***** Dataset entries
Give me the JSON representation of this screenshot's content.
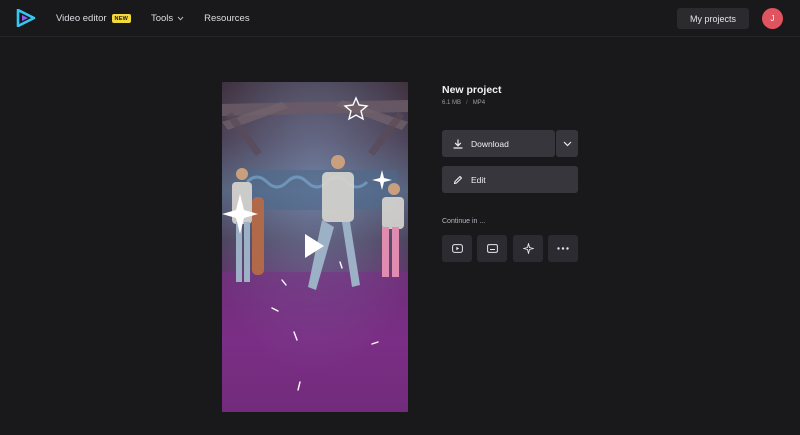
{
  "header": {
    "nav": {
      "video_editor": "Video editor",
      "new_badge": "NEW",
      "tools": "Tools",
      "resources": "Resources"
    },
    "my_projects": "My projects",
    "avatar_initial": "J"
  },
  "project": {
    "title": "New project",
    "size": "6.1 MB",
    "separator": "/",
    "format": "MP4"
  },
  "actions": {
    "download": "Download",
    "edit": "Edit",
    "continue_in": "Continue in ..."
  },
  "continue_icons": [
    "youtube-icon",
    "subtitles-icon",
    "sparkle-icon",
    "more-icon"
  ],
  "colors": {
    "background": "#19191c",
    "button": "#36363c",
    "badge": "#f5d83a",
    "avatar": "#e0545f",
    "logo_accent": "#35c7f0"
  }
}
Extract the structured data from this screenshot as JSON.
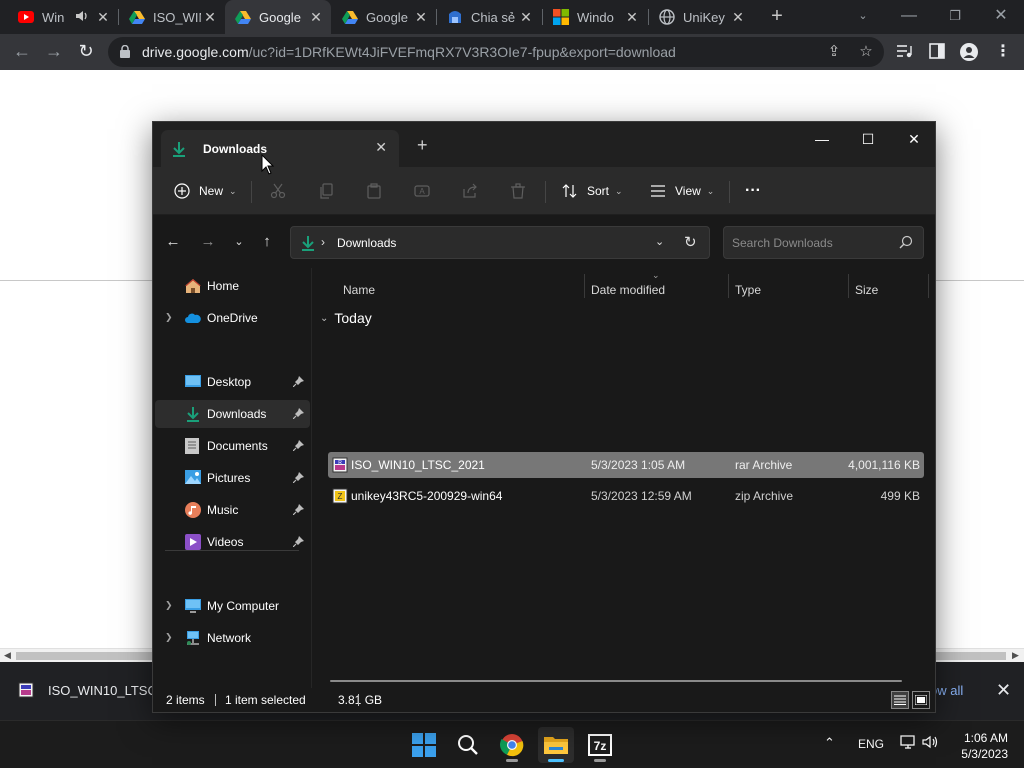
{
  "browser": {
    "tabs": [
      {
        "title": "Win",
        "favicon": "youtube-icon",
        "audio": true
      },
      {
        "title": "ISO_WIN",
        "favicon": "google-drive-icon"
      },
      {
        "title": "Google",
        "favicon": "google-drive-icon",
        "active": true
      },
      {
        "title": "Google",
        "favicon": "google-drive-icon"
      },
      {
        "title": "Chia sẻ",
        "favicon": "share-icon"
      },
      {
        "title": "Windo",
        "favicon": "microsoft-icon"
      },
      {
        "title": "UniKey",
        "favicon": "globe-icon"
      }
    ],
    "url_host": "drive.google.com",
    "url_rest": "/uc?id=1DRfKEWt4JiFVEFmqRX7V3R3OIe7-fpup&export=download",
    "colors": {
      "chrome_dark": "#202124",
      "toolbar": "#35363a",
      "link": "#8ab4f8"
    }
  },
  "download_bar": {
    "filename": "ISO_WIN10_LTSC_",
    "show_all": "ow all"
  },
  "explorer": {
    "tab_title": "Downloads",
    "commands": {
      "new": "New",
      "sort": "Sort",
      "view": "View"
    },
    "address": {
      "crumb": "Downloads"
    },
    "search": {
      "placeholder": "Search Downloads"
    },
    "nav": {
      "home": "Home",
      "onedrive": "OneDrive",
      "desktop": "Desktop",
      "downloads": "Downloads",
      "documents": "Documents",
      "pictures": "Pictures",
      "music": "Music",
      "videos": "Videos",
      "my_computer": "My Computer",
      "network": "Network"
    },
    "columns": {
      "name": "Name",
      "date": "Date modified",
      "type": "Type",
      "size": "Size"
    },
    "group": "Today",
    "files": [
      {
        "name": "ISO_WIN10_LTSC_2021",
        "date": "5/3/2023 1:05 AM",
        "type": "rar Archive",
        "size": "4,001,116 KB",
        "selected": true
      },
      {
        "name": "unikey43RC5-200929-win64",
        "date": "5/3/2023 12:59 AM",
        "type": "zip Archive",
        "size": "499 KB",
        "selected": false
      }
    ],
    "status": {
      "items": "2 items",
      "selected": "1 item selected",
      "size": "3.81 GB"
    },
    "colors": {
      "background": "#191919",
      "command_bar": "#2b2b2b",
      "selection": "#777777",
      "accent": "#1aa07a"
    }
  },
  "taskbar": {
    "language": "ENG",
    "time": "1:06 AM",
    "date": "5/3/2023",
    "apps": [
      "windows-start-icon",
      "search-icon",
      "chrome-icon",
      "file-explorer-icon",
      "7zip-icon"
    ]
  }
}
**********
- _Exercise aim_
Check each line of the entries for the string "type". Copy the lines that have it.

- _Written solution_
      "type": "Type",
        "type": "rar Archive",
        "type": "zip Archive",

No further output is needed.